[Stored records]
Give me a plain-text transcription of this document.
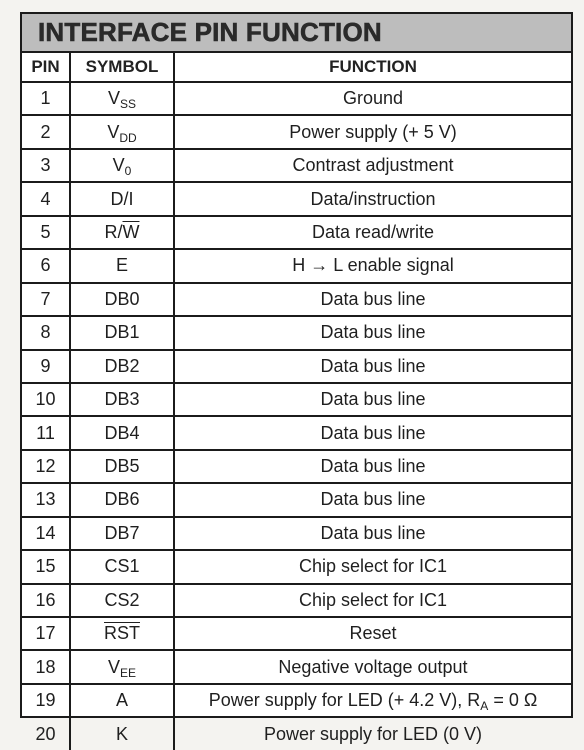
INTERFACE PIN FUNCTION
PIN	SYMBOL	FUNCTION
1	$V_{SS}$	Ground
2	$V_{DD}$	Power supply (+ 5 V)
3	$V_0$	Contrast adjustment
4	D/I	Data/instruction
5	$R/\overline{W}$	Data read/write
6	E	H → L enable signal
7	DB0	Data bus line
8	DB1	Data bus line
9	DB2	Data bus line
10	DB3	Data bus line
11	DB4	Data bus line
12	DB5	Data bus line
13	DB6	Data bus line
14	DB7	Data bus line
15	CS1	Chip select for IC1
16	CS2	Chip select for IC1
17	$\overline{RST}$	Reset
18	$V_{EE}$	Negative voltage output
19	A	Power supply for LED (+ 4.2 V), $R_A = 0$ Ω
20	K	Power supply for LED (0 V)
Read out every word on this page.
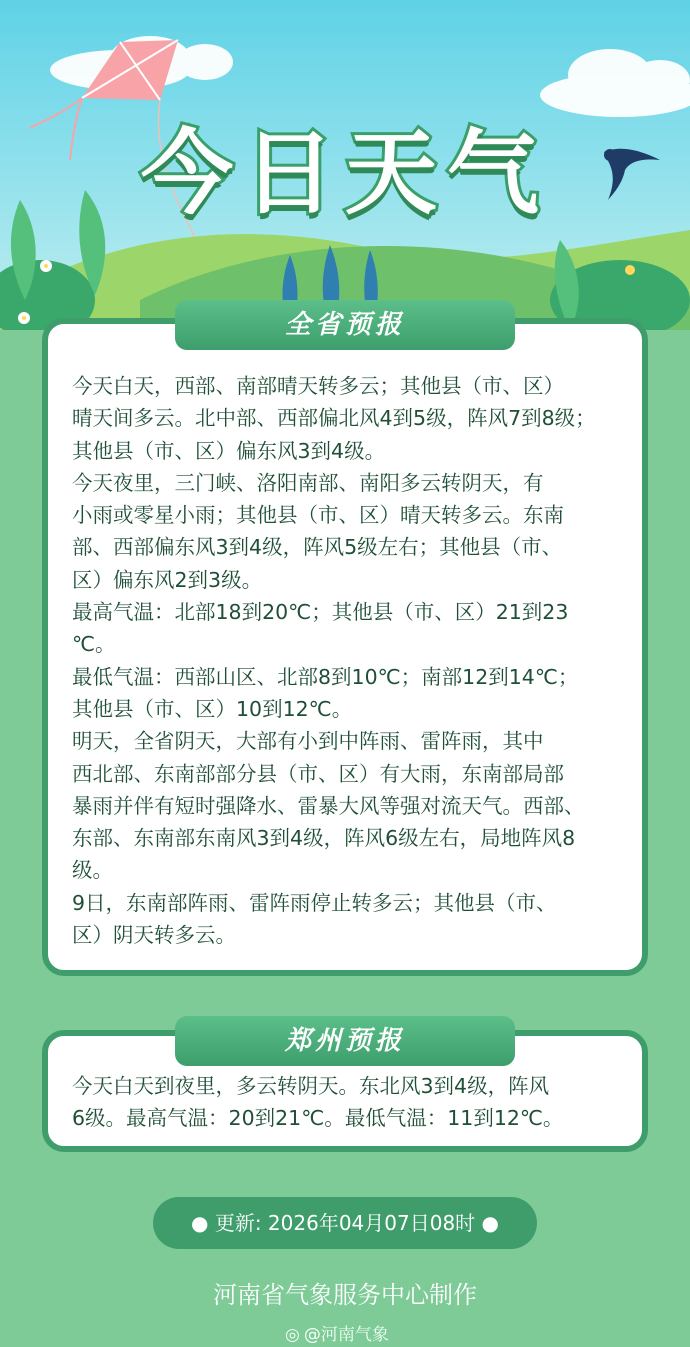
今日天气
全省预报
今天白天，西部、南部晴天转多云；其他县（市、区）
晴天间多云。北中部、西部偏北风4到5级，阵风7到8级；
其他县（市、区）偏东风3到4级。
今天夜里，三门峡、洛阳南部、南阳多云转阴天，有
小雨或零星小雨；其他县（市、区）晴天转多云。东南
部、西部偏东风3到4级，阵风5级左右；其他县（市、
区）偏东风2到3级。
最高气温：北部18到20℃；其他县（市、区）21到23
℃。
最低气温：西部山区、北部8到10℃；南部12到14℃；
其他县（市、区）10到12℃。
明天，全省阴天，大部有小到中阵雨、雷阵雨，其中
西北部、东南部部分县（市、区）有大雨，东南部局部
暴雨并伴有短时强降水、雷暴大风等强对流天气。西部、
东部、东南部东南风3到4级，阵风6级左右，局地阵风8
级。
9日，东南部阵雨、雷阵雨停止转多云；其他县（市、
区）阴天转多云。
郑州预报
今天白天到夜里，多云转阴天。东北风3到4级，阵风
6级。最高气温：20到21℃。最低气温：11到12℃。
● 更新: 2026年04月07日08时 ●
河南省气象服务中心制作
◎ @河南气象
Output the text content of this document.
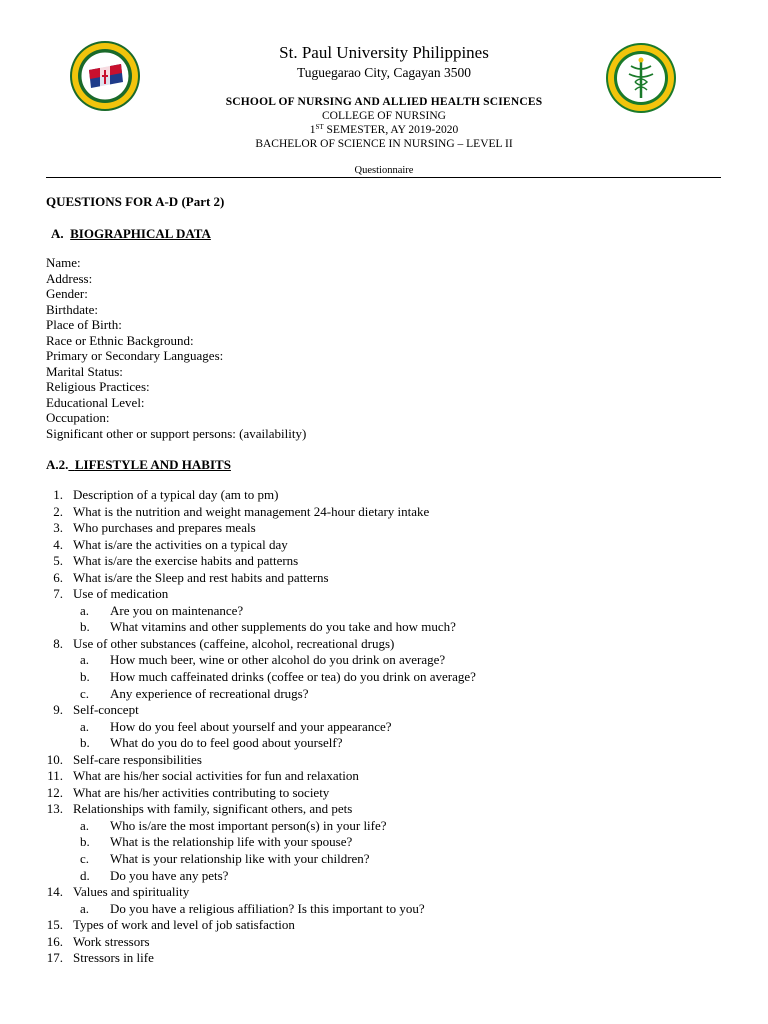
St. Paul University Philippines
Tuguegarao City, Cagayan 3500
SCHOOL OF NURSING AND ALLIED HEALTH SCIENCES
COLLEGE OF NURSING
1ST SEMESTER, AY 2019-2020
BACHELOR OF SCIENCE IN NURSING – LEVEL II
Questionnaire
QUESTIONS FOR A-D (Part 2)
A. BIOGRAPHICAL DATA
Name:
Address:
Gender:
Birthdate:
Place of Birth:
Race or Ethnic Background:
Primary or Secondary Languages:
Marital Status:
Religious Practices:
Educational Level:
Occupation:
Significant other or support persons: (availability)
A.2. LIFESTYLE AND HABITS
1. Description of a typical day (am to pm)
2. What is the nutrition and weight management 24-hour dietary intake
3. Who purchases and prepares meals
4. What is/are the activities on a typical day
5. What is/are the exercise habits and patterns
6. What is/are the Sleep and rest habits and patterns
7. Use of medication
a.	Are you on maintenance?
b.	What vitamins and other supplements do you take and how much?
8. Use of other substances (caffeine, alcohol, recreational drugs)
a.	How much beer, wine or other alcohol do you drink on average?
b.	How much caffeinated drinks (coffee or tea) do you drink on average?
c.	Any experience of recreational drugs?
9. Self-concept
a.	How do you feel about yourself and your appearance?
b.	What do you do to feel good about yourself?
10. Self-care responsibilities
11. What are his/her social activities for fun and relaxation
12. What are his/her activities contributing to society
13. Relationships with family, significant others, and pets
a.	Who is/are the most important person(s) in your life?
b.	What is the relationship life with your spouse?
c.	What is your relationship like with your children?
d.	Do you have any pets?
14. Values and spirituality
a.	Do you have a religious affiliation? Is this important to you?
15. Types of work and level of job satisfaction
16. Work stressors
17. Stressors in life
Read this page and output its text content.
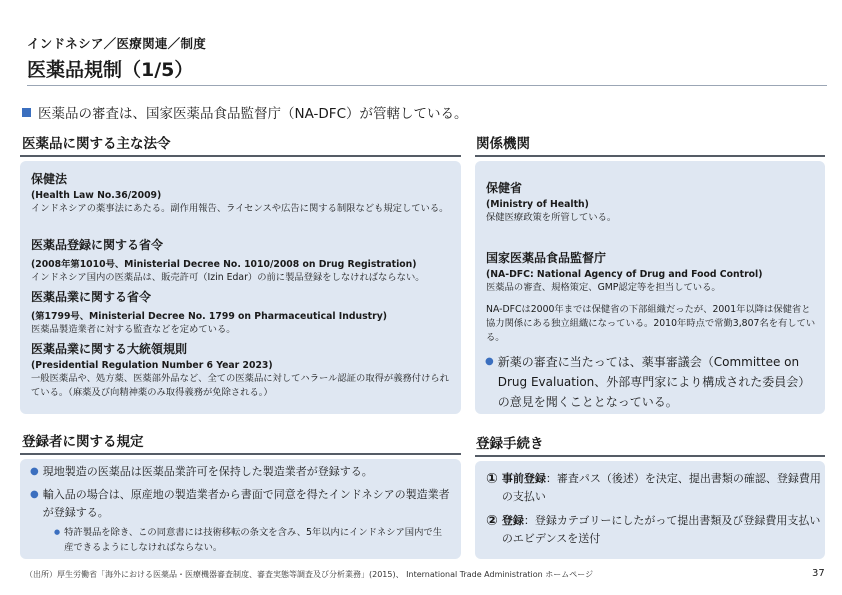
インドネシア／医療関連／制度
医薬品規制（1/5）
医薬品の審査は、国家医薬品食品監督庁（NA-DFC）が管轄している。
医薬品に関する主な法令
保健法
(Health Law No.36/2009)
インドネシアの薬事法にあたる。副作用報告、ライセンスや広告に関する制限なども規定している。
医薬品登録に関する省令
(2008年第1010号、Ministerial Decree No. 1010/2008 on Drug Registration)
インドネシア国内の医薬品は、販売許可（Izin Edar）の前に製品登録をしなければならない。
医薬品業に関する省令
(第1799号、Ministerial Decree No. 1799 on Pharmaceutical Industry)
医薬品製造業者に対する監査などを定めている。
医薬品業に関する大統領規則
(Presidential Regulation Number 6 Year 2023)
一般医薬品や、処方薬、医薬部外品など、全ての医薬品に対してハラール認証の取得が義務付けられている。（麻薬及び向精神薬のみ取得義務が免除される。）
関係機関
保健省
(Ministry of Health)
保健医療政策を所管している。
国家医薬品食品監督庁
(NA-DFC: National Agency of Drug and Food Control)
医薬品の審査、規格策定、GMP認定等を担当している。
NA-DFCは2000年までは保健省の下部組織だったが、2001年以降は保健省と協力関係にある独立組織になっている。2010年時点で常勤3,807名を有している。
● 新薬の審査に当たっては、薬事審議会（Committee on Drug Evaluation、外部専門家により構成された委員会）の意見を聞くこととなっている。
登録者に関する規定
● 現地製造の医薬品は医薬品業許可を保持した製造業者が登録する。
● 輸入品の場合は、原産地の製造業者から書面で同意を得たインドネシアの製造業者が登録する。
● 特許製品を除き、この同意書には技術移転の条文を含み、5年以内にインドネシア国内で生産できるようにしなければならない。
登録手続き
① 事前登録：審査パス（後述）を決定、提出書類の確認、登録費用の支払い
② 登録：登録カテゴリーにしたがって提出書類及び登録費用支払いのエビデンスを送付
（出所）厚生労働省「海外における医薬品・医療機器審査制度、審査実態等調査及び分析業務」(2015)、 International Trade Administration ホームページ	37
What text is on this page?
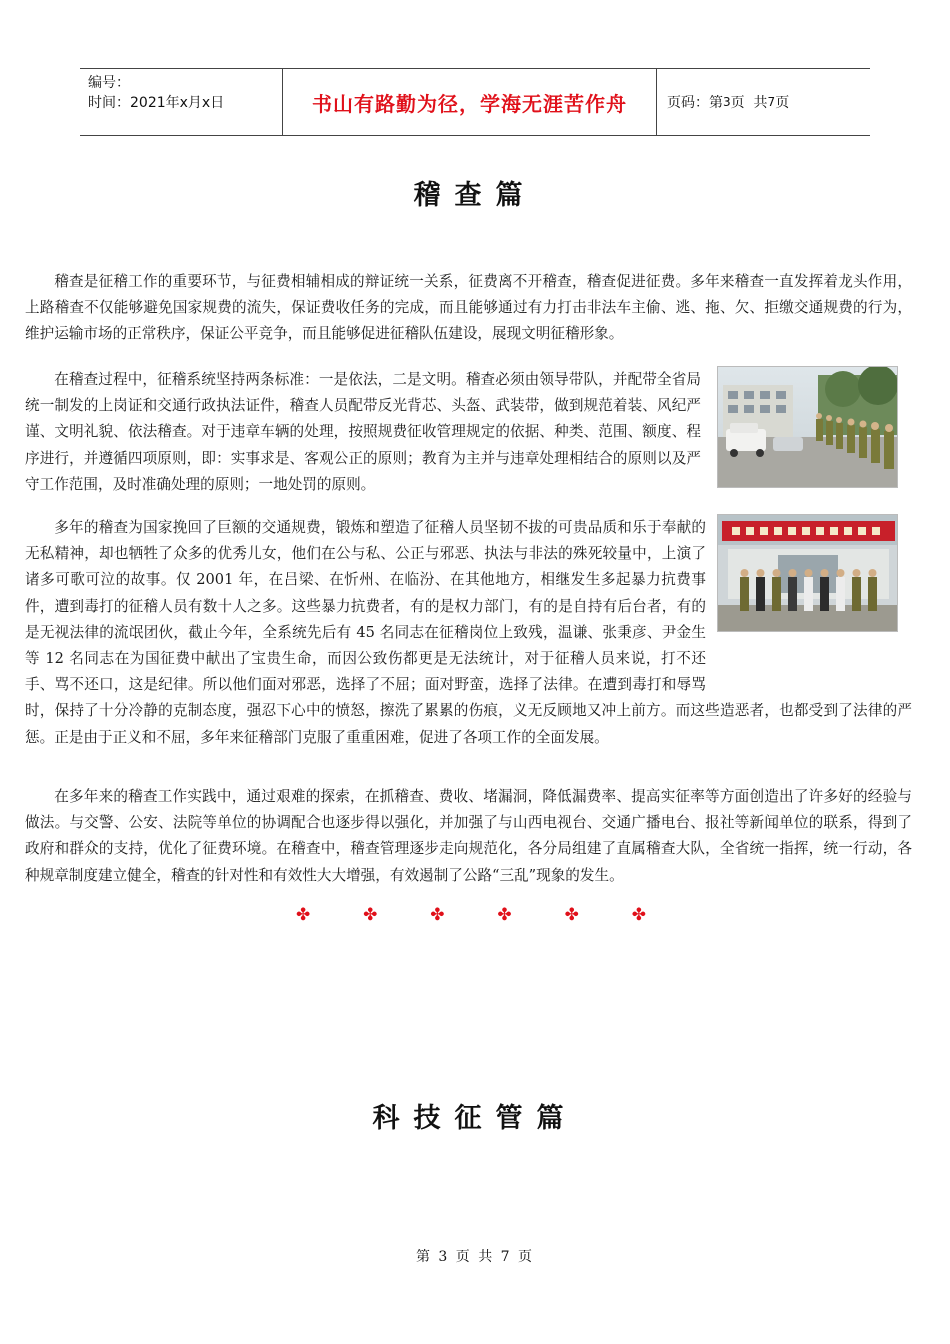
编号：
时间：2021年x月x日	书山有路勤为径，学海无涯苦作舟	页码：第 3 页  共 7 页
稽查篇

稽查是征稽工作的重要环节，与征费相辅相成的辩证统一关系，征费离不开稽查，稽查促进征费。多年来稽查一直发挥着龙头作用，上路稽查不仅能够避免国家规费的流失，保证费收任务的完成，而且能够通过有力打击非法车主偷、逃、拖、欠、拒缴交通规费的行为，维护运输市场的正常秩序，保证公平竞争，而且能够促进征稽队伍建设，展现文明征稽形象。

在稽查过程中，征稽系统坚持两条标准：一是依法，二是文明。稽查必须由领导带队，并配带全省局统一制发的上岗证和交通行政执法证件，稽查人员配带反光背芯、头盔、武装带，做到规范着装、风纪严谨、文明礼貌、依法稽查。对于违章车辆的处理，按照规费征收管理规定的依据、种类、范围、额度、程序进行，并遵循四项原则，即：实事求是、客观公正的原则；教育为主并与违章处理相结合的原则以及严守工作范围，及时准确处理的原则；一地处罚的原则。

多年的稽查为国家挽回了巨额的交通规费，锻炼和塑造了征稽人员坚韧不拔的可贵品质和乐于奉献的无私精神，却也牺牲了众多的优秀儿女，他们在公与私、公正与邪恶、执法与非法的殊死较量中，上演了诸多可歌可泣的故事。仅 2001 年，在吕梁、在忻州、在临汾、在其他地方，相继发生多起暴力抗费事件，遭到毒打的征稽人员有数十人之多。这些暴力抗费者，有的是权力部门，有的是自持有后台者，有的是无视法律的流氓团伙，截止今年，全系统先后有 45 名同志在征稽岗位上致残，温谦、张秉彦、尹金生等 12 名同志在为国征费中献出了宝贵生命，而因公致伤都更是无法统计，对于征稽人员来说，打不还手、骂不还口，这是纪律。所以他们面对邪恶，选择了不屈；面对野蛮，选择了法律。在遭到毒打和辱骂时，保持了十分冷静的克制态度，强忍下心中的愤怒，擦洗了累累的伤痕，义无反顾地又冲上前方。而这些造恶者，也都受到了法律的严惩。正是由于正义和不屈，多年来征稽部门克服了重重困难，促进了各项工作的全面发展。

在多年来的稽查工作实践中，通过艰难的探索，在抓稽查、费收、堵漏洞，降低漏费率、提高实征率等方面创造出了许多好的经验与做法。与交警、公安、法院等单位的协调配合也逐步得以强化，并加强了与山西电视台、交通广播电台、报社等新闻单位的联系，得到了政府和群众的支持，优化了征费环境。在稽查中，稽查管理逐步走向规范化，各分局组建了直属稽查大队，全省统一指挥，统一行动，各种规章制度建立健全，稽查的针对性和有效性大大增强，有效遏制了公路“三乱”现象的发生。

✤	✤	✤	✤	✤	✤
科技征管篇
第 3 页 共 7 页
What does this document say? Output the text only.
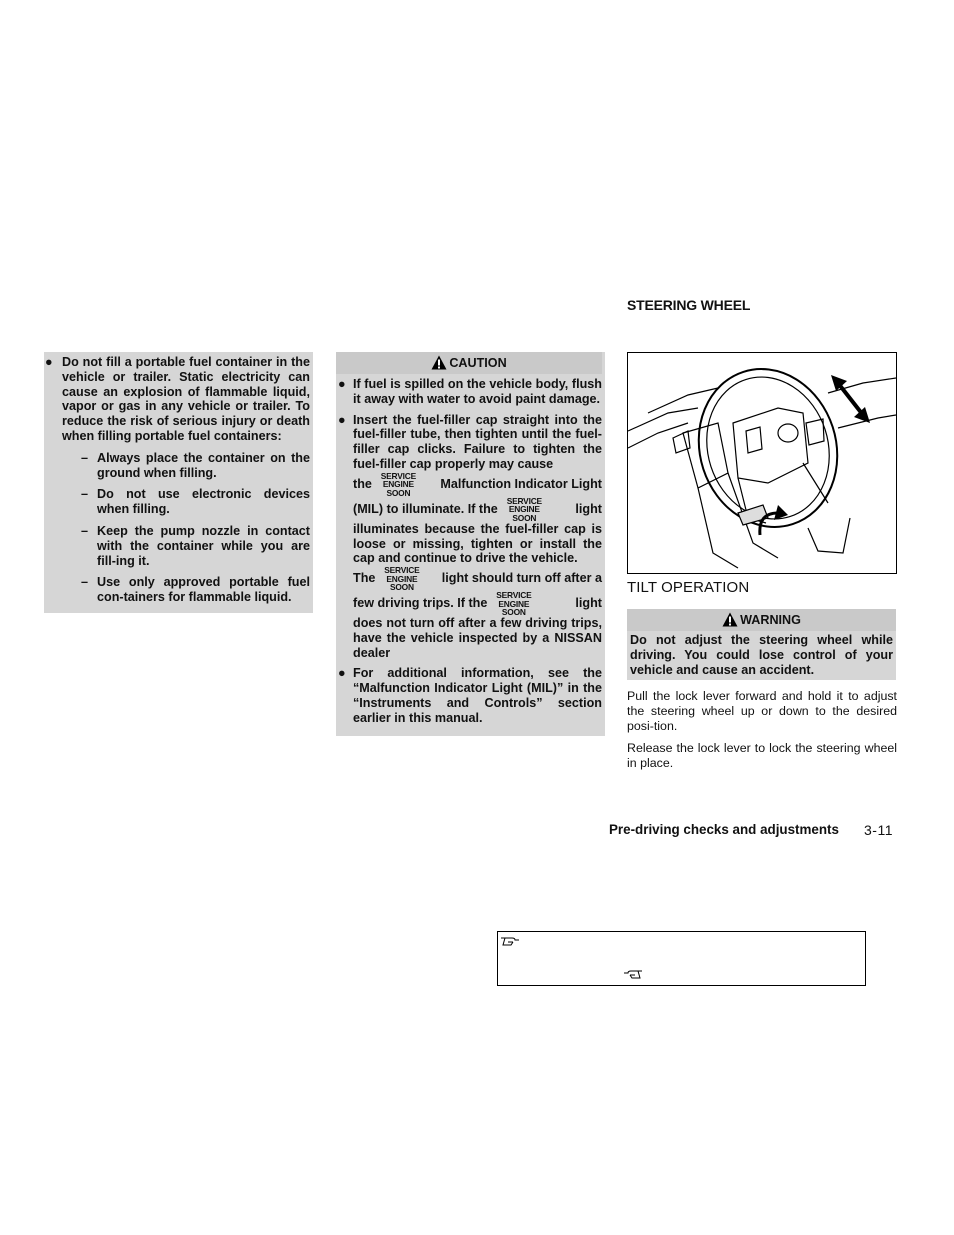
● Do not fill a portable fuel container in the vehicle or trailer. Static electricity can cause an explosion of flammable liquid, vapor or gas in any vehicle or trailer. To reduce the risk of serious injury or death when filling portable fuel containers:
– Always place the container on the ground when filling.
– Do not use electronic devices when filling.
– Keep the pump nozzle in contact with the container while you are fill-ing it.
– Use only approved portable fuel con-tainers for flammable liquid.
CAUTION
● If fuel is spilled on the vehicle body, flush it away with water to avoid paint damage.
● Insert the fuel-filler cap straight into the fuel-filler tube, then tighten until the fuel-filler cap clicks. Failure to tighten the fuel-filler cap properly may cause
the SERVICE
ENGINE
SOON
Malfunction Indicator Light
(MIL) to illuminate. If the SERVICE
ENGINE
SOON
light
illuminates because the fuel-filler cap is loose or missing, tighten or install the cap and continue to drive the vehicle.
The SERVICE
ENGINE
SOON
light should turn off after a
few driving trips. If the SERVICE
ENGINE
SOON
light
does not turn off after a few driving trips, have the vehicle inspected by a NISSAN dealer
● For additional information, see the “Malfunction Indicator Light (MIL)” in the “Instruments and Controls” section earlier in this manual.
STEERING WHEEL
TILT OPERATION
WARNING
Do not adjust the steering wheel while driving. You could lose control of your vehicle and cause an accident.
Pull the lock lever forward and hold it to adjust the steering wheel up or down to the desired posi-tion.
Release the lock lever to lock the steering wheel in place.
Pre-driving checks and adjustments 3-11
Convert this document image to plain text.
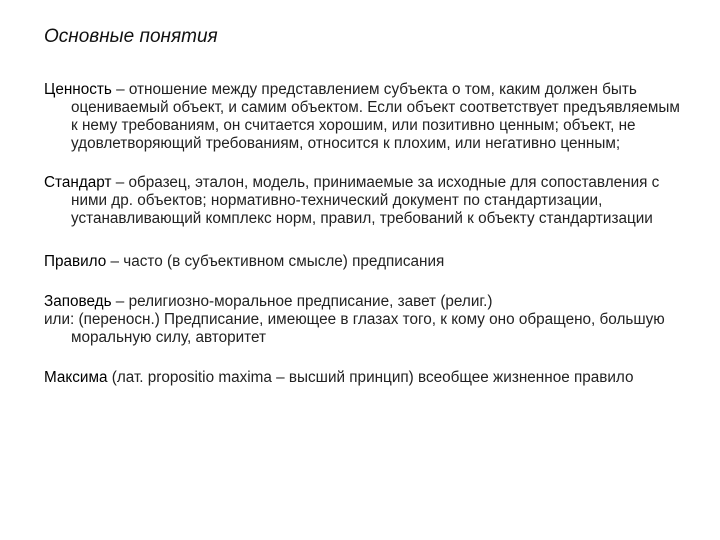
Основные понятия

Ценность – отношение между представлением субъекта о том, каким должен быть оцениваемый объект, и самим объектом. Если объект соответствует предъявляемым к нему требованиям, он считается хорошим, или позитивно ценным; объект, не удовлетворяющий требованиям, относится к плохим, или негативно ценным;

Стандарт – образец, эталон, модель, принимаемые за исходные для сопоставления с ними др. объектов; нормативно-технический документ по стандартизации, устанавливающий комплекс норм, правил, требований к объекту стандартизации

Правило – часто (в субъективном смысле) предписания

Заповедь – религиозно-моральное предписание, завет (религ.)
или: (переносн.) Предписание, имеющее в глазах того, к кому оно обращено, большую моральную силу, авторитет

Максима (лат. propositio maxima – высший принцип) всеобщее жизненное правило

[To do]
From the entries, copy out each line containing the word "drink".

[Task output]
a.	How much beer, wine or other alcohol do you drink on average?
b.	How much caffeinated drinks (coffee or tea) do you drink on average?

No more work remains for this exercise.